■ **INSTRUCTION**:
Convert the lines of the listing from the one containing "series-irf xyxy=(197,37,534,717)" through the one containing "y-tick-label: 100 xyxy=(116,690,172,738)", both included, into a Markdown table with the columns No. and Line, numbering each row and leaving out any blank lines.

══ ITEMS

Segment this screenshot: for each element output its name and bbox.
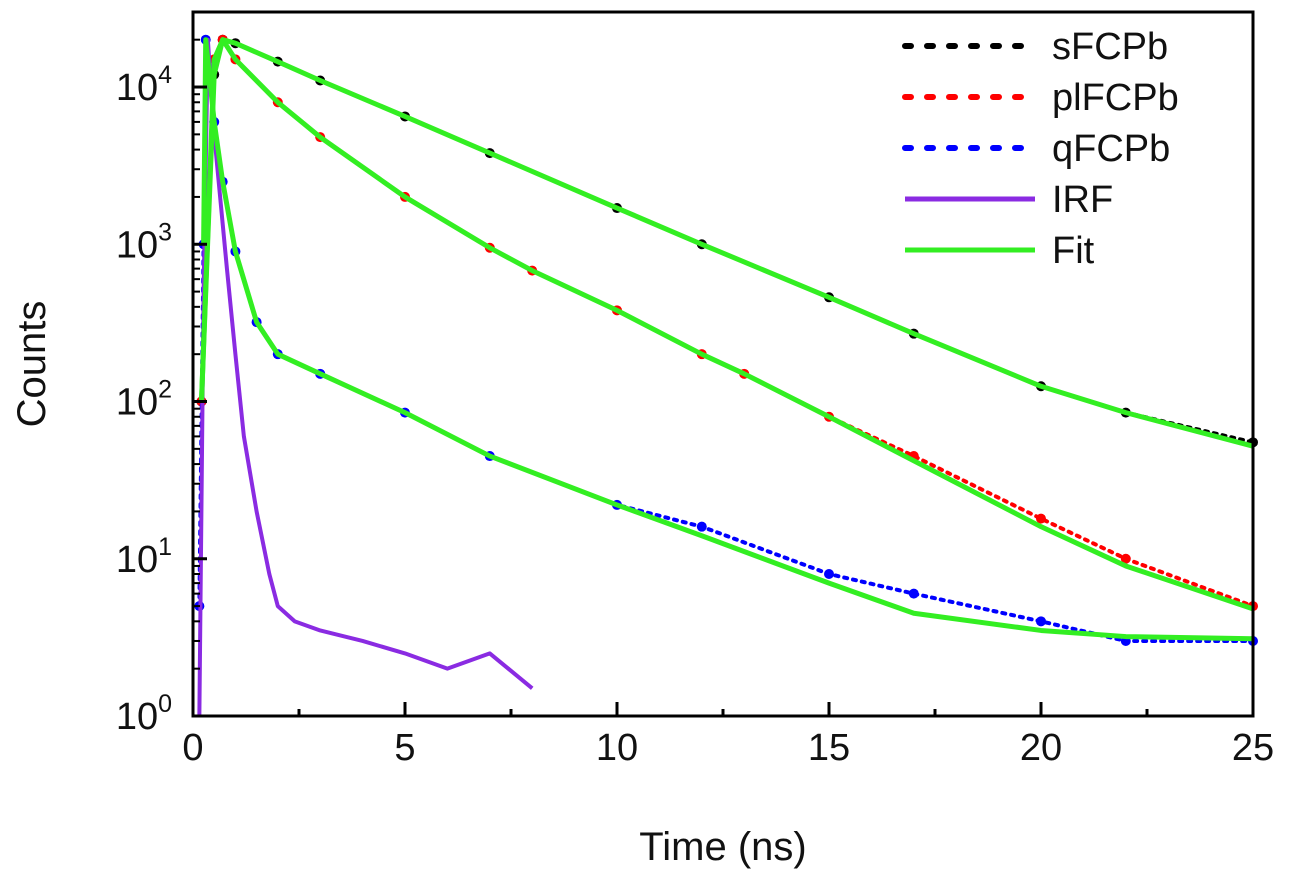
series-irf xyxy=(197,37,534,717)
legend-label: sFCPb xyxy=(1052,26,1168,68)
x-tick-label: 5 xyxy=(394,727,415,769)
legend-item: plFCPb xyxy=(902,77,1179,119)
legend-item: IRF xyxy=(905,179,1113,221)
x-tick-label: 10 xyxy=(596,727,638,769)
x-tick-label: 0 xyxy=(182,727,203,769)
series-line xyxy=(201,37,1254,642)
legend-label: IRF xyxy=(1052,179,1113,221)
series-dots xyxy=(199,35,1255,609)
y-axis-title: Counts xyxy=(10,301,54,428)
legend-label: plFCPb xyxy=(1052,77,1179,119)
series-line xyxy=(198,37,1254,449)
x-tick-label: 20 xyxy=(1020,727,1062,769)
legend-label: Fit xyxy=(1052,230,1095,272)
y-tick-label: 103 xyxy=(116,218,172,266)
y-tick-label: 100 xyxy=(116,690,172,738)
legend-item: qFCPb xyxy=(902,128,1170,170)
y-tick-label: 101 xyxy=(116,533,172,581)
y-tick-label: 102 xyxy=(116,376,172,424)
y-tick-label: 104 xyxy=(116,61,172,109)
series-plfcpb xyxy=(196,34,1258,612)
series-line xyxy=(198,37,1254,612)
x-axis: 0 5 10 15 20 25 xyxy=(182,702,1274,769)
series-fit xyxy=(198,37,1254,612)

════

■ **FINISHED EXERCISE**:
| No. | Line |
|---|---|
| 1 | series-irf xyxy=(197,37,534,717) |
| 2 | legend-label: sFCPb xyxy=(1052,26,1168,68) |
| 3 | x-tick-label: 5 xyxy=(394,727,415,769) |
| 4 | legend-item: plFCPb xyxy=(902,77,1179,119) |
| 5 | legend-item: IRF xyxy=(905,179,1113,221) |
| 6 | x-tick-label: 10 xyxy=(596,727,638,769) |
| 7 | x-tick-label: 0 xyxy=(182,727,203,769) |
| 8 | series-line xyxy=(201,37,1254,642) |
| 9 | legend-label: IRF xyxy=(1052,179,1113,221) |
| 10 | series-dots xyxy=(199,35,1255,609) |
| 11 | y-axis-title: Counts xyxy=(10,301,54,428) |
| 12 | legend-label: plFCPb xyxy=(1052,77,1179,119) |
| 13 | series-line xyxy=(198,37,1254,449) |
| 14 | x-tick-label: 20 xyxy=(1020,727,1062,769) |
| 15 | legend-label: Fit xyxy=(1052,230,1095,272) |
| 16 | y-tick-label: 103 xyxy=(116,218,172,266) |
| 17 | y-tick-label: 100 xyxy=(116,690,172,738) |